(Dataset items)

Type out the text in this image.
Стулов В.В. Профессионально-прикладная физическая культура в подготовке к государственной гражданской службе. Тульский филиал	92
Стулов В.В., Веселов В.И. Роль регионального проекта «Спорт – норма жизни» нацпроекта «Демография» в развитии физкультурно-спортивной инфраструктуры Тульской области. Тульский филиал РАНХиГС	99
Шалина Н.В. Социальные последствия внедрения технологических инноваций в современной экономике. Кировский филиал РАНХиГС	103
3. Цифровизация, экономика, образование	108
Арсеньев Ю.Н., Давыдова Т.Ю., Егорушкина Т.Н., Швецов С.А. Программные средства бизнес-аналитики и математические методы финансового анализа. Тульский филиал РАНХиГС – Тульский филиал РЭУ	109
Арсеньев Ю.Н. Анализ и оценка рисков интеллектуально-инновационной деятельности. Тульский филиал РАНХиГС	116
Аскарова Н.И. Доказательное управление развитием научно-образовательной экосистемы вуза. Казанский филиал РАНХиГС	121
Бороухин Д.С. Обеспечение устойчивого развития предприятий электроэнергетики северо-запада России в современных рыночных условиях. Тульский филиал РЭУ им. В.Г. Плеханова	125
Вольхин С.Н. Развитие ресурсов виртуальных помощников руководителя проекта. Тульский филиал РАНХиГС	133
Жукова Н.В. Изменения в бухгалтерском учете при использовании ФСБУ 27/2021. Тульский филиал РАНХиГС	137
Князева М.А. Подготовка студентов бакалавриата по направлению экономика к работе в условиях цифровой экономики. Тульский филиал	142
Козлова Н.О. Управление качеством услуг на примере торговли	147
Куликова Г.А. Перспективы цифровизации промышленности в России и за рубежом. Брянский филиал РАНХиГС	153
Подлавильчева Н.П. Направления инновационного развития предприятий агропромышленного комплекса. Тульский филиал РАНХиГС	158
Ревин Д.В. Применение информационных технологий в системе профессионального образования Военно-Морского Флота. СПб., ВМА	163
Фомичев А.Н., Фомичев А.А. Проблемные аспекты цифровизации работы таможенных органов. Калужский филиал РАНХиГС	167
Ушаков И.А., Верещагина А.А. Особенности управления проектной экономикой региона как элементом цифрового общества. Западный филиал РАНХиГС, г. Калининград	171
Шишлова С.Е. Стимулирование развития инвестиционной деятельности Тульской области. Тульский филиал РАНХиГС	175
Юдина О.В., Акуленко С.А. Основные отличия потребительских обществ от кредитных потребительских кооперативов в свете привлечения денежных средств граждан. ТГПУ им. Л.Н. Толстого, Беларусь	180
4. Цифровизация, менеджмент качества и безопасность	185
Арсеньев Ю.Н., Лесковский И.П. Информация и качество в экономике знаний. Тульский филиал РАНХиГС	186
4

## Instruction
Write the data from above out again, exactly.

## Task answer
Type out the text in this image.
Стулов В.В. Профессионально-прикладная физическая культура в подготовке к государственной гражданской службе. Тульский филиал	92
Стулов В.В., Веселов В.И. Роль регионального проекта «Спорт – норма жизни» нацпроекта «Демография» в развитии физкультурно-спортивной инфраструктуры Тульской области. Тульский филиал РАНХиГС	99
Шалина Н.В. Социальные последствия внедрения технологических инноваций в современной экономике. Кировский филиал РАНХиГС	103
3. Цифровизация, экономика, образование	108
Арсеньев Ю.Н., Давыдова Т.Ю., Егорушкина Т.Н., Швецов С.А. Программные средства бизнес-аналитики и математические методы финансового анализа. Тульский филиал РАНХиГС – Тульский филиал РЭУ	109
Арсеньев Ю.Н. Анализ и оценка рисков интеллектуально-инновационной деятельности. Тульский филиал РАНХиГС	116
Аскарова Н.И. Доказательное управление развитием научно-образовательной экосистемы вуза. Казанский филиал РАНХиГС	121
Бороухин Д.С. Обеспечение устойчивого развития предприятий электроэнергетики северо-запада России в современных рыночных условиях. Тульский филиал РЭУ им. В.Г. Плеханова	125
Вольхин С.Н. Развитие ресурсов виртуальных помощников руководителя проекта. Тульский филиал РАНХиГС	133
Жукова Н.В. Изменения в бухгалтерском учете при использовании ФСБУ 27/2021. Тульский филиал РАНХиГС	137
Князева М.А. Подготовка студентов бакалавриата по направлению экономика к работе в условиях цифровой экономики. Тульский филиал	142
Козлова Н.О. Управление качеством услуг на примере торговли	147
Куликова Г.А. Перспективы цифровизации промышленности в России и за рубежом. Брянский филиал РАНХиГС	153
Подлавильчева Н.П. Направления инновационного развития предприятий агропромышленного комплекса. Тульский филиал РАНХиГС	158
Ревин Д.В. Применение информационных технологий в системе профессионального образования Военно-Морского Флота. СПб., ВМА	163
Фомичев А.Н., Фомичев А.А. Проблемные аспекты цифровизации работы таможенных органов. Калужский филиал РАНХиГС	167
Ушаков И.А., Верещагина А.А. Особенности управления проектной экономикой региона как элементом цифрового общества. Западный филиал РАНХиГС, г. Калининград	171
Шишлова С.Е. Стимулирование развития инвестиционной деятельности Тульской области. Тульский филиал РАНХиГС	175
Юдина О.В., Акуленко С.А. Основные отличия потребительских обществ от кредитных потребительских кооперативов в свете привлечения денежных средств граждан. ТГПУ им. Л.Н. Толстого, Беларусь	180
4. Цифровизация, менеджмент качества и безопасность	185
Арсеньев Ю.Н., Лесковский И.П. Информация и качество в экономике знаний. Тульский филиал РАНХиГС	186
4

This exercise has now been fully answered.